**WORK REQUIRED**
Repeat each line exactly, leaving nothing out.

-- Start --

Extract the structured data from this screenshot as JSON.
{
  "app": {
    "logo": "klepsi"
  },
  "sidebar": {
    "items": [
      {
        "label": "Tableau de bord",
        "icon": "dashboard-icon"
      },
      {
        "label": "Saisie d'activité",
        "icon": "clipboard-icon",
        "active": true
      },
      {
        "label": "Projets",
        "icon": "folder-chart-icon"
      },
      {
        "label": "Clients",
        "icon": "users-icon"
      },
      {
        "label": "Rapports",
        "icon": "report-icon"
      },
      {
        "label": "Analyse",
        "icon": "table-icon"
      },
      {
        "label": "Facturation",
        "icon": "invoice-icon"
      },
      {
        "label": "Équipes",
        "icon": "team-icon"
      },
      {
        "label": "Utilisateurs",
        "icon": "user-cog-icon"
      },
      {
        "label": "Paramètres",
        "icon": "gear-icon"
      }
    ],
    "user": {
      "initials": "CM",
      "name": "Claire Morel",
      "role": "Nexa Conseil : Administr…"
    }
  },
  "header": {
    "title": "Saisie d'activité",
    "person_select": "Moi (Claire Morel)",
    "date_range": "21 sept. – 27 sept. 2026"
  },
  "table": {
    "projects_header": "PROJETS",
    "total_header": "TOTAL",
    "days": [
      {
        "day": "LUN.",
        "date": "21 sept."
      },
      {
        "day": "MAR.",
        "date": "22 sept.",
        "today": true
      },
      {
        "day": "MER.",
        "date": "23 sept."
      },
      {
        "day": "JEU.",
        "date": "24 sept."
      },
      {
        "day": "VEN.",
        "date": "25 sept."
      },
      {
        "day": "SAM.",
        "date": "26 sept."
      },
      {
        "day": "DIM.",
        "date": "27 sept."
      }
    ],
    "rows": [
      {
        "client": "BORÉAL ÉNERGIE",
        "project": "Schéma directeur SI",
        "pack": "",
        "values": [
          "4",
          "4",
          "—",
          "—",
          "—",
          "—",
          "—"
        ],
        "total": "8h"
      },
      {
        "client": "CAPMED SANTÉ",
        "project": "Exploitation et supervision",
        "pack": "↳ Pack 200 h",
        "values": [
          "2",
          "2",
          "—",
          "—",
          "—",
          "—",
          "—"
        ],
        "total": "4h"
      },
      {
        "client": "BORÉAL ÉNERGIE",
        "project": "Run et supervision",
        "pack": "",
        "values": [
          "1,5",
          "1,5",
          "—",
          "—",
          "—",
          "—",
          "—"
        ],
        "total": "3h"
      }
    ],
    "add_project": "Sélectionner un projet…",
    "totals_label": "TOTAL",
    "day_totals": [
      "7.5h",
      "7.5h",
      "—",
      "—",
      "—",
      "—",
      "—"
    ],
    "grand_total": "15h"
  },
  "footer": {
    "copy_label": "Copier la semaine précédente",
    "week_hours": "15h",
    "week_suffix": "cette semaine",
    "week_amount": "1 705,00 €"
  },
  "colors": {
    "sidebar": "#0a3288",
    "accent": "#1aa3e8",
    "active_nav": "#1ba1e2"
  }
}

-- End --

**RIGHT ANSWER**
Extract the structured data from this screenshot as JSON.
{
  "app": {
    "logo": "klepsi"
  },
  "sidebar": {
    "items": [
      {
        "label": "Tableau de bord",
        "icon": "dashboard-icon"
      },
      {
        "label": "Saisie d'activité",
        "icon": "clipboard-icon",
        "active": true
      },
      {
        "label": "Projets",
        "icon": "folder-chart-icon"
      },
      {
        "label": "Clients",
        "icon": "users-icon"
      },
      {
        "label": "Rapports",
        "icon": "report-icon"
      },
      {
        "label": "Analyse",
        "icon": "table-icon"
      },
      {
        "label": "Facturation",
        "icon": "invoice-icon"
      },
      {
        "label": "Équipes",
        "icon": "team-icon"
      },
      {
        "label": "Utilisateurs",
        "icon": "user-cog-icon"
      },
      {
        "label": "Paramètres",
        "icon": "gear-icon"
      }
    ],
    "user": {
      "initials": "CM",
      "name": "Claire Morel",
      "role": "Nexa Conseil : Administr…"
    }
  },
  "header": {
    "title": "Saisie d'activité",
    "person_select": "Moi (Claire Morel)",
    "date_range": "21 sept. – 27 sept. 2026"
  },
  "table": {
    "projects_header": "PROJETS",
    "total_header": "TOTAL",
    "days": [
      {
        "day": "LUN.",
        "date": "21 sept."
      },
      {
        "day": "MAR.",
        "date": "22 sept.",
        "today": true
      },
      {
        "day": "MER.",
        "date": "23 sept."
      },
      {
        "day": "JEU.",
        "date": "24 sept."
      },
      {
        "day": "VEN.",
        "date": "25 sept."
      },
      {
        "day": "SAM.",
        "date": "26 sept."
      },
      {
        "day": "DIM.",
        "date": "27 sept."
      }
    ],
    "rows": [
      {
        "client": "BORÉAL ÉNERGIE",
        "project": "Schéma directeur SI",
        "pack": "",
        "values": [
          "4",
          "4",
          "—",
          "—",
          "—",
          "—",
          "—"
        ],
        "total": "8h"
      },
      {
        "client": "CAPMED SANTÉ",
        "project": "Exploitation et supervision",
        "pack": "↳ Pack 200 h",
        "values": [
          "2",
          "2",
          "—",
          "—",
          "—",
          "—",
          "—"
        ],
        "total": "4h"
      },
      {
        "client": "BORÉAL ÉNERGIE",
        "project": "Run et supervision",
        "pack": "",
        "values": [
          "1,5",
          "1,5",
          "—",
          "—",
          "—",
          "—",
          "—"
        ],
        "total": "3h"
      }
    ],
    "add_project": "Sélectionner un projet…",
    "totals_label": "TOTAL",
    "day_totals": [
      "7.5h",
      "7.5h",
      "—",
      "—",
      "—",
      "—",
      "—"
    ],
    "grand_total": "15h"
  },
  "footer": {
    "copy_label": "Copier la semaine précédente",
    "week_hours": "15h",
    "week_suffix": "cette semaine",
    "week_amount": "1 705,00 €"
  },
  "colors": {
    "sidebar": "#0a3288",
    "accent": "#1aa3e8",
    "active_nav": "#1ba1e2"
  }
}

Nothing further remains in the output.